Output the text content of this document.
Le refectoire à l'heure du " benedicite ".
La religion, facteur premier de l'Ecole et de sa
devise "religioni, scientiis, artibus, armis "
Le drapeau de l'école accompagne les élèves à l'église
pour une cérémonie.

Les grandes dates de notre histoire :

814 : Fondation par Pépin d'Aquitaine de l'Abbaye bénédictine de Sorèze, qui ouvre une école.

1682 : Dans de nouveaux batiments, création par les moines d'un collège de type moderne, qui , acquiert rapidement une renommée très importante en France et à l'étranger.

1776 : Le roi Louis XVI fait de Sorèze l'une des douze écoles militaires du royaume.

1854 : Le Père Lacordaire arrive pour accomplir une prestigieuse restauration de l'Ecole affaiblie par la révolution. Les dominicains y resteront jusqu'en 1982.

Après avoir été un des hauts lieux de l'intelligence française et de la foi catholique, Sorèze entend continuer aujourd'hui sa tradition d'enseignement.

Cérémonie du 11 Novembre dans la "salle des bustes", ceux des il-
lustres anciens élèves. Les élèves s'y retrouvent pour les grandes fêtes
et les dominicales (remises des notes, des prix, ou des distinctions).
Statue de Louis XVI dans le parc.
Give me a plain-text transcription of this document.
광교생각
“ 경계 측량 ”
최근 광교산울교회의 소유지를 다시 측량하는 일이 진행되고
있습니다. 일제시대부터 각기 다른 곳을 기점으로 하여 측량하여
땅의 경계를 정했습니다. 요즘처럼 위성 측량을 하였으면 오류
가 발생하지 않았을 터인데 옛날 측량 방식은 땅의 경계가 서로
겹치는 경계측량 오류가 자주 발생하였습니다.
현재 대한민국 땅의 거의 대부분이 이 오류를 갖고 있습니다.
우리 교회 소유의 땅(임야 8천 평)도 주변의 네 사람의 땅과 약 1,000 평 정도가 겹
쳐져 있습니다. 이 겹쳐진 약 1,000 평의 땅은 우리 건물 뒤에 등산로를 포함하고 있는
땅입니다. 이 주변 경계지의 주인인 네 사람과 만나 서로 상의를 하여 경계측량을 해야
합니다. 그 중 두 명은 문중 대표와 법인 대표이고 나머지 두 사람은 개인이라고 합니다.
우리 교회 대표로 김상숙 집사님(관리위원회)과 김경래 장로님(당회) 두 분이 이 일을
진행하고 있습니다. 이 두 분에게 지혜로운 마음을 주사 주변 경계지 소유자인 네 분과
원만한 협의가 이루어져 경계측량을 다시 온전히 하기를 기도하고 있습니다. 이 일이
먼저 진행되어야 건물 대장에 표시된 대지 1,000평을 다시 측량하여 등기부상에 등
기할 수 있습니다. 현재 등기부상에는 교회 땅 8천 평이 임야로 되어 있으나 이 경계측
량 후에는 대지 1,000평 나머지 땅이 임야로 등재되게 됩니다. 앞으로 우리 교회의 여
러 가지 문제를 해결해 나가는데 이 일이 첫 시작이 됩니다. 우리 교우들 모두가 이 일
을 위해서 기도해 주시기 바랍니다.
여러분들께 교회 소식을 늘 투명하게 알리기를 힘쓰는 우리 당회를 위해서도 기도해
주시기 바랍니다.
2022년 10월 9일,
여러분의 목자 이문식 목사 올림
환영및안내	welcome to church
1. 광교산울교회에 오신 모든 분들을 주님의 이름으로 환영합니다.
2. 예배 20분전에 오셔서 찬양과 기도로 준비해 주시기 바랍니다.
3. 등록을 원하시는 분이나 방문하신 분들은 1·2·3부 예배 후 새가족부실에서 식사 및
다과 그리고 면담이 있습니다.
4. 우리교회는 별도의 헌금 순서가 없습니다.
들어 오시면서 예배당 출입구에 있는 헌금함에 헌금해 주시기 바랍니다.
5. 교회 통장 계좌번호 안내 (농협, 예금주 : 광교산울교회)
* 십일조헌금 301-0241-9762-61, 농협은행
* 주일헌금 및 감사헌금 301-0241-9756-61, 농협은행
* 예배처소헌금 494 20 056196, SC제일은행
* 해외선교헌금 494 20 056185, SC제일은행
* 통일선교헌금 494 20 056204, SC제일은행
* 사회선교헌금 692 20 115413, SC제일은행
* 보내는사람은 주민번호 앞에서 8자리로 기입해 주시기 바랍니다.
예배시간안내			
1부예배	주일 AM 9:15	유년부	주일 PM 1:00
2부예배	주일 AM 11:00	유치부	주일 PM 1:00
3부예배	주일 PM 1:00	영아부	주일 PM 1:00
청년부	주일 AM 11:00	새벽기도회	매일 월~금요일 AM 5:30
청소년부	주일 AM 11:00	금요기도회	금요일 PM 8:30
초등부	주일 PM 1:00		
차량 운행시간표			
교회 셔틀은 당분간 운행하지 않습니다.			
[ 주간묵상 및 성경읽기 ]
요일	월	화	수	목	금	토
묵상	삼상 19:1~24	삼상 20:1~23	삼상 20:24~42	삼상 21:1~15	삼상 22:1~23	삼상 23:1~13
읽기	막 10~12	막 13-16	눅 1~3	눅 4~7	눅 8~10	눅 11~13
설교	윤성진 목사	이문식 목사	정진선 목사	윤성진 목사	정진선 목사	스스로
··········
_TASK DIRECTIONS_:
Write out the full listing exactly as given.

_ANSWER TO THIS PROBLEM_:
Output the text content of this document.
Le refectoire à l'heure du " benedicite ".
La religion, facteur premier de l'Ecole et de sa
devise "religioni, scientiis, artibus, armis "
Le drapeau de l'école accompagne les élèves à l'église
pour une cérémonie.

Les grandes dates de notre histoire :

814 : Fondation par Pépin d'Aquitaine de l'Abbaye bénédictine de Sorèze, qui ouvre une école.

1682 : Dans de nouveaux batiments, création par les moines d'un collège de type moderne, qui , acquiert rapidement une renommée très importante en France et à l'étranger.

1776 : Le roi Louis XVI fait de Sorèze l'une des douze écoles militaires du royaume.

1854 : Le Père Lacordaire arrive pour accomplir une prestigieuse restauration de l'Ecole affaiblie par la révolution. Les dominicains y resteront jusqu'en 1982.

Après avoir été un des hauts lieux de l'intelligence française et de la foi catholique, Sorèze entend continuer aujourd'hui sa tradition d'enseignement.

Cérémonie du 11 Novembre dans la "salle des bustes", ceux des il-
lustres anciens élèves. Les élèves s'y retrouvent pour les grandes fêtes
et les dominicales (remises des notes, des prix, ou des distinctions).
Statue de Louis XVI dans le parc.
Give me a plain-text transcription of this document.
광교생각
“ 경계 측량 ”
최근 광교산울교회의 소유지를 다시 측량하는 일이 진행되고
있습니다. 일제시대부터 각기 다른 곳을 기점으로 하여 측량하여
땅의 경계를 정했습니다. 요즘처럼 위성 측량을 하였으면 오류
가 발생하지 않았을 터인데 옛날 측량 방식은 땅의 경계가 서로
겹치는 경계측량 오류가 자주 발생하였습니다.
현재 대한민국 땅의 거의 대부분이 이 오류를 갖고 있습니다.
우리 교회 소유의 땅(임야 8천 평)도 주변의 네 사람의 땅과 약 1,000 평 정도가 겹
쳐져 있습니다. 이 겹쳐진 약 1,000 평의 땅은 우리 건물 뒤에 등산로를 포함하고 있는
땅입니다. 이 주변 경계지의 주인인 네 사람과 만나 서로 상의를 하여 경계측량을 해야
합니다. 그 중 두 명은 문중 대표와 법인 대표이고 나머지 두 사람은 개인이라고 합니다.
우리 교회 대표로 김상숙 집사님(관리위원회)과 김경래 장로님(당회) 두 분이 이 일을
진행하고 있습니다. 이 두 분에게 지혜로운 마음을 주사 주변 경계지 소유자인 네 분과
원만한 협의가 이루어져 경계측량을 다시 온전히 하기를 기도하고 있습니다. 이 일이
먼저 진행되어야 건물 대장에 표시된 대지 1,000평을 다시 측량하여 등기부상에 등
기할 수 있습니다. 현재 등기부상에는 교회 땅 8천 평이 임야로 되어 있으나 이 경계측
량 후에는 대지 1,000평 나머지 땅이 임야로 등재되게 됩니다. 앞으로 우리 교회의 여
러 가지 문제를 해결해 나가는데 이 일이 첫 시작이 됩니다. 우리 교우들 모두가 이 일
을 위해서 기도해 주시기 바랍니다.
여러분들께 교회 소식을 늘 투명하게 알리기를 힘쓰는 우리 당회를 위해서도 기도해
주시기 바랍니다.
2022년 10월 9일,
여러분의 목자 이문식 목사 올림
환영및안내	welcome to church
1. 광교산울교회에 오신 모든 분들을 주님의 이름으로 환영합니다.
2. 예배 20분전에 오셔서 찬양과 기도로 준비해 주시기 바랍니다.
3. 등록을 원하시는 분이나 방문하신 분들은 1·2·3부 예배 후 새가족부실에서 식사 및
다과 그리고 면담이 있습니다.
4. 우리교회는 별도의 헌금 순서가 없습니다.
들어 오시면서 예배당 출입구에 있는 헌금함에 헌금해 주시기 바랍니다.
5. 교회 통장 계좌번호 안내 (농협, 예금주 : 광교산울교회)
* 십일조헌금 301-0241-9762-61, 농협은행
* 주일헌금 및 감사헌금 301-0241-9756-61, 농협은행
* 예배처소헌금 494 20 056196, SC제일은행
* 해외선교헌금 494 20 056185, SC제일은행
* 통일선교헌금 494 20 056204, SC제일은행
* 사회선교헌금 692 20 115413, SC제일은행
* 보내는사람은 주민번호 앞에서 8자리로 기입해 주시기 바랍니다.
예배시간안내			
1부예배	주일 AM 9:15	유년부	주일 PM 1:00
2부예배	주일 AM 11:00	유치부	주일 PM 1:00
3부예배	주일 PM 1:00	영아부	주일 PM 1:00
청년부	주일 AM 11:00	새벽기도회	매일 월~금요일 AM 5:30
청소년부	주일 AM 11:00	금요기도회	금요일 PM 8:30
초등부	주일 PM 1:00		
차량 운행시간표			
교회 셔틀은 당분간 운행하지 않습니다.			
[ 주간묵상 및 성경읽기 ]
요일	월	화	수	목	금	토
묵상	삼상 19:1~24	삼상 20:1~23	삼상 20:24~42	삼상 21:1~15	삼상 22:1~23	삼상 23:1~13
읽기	막 10~12	막 13-16	눅 1~3	눅 4~7	눅 8~10	눅 11~13
설교	윤성진 목사	이문식 목사	정진선 목사	윤성진 목사	정진선 목사	스스로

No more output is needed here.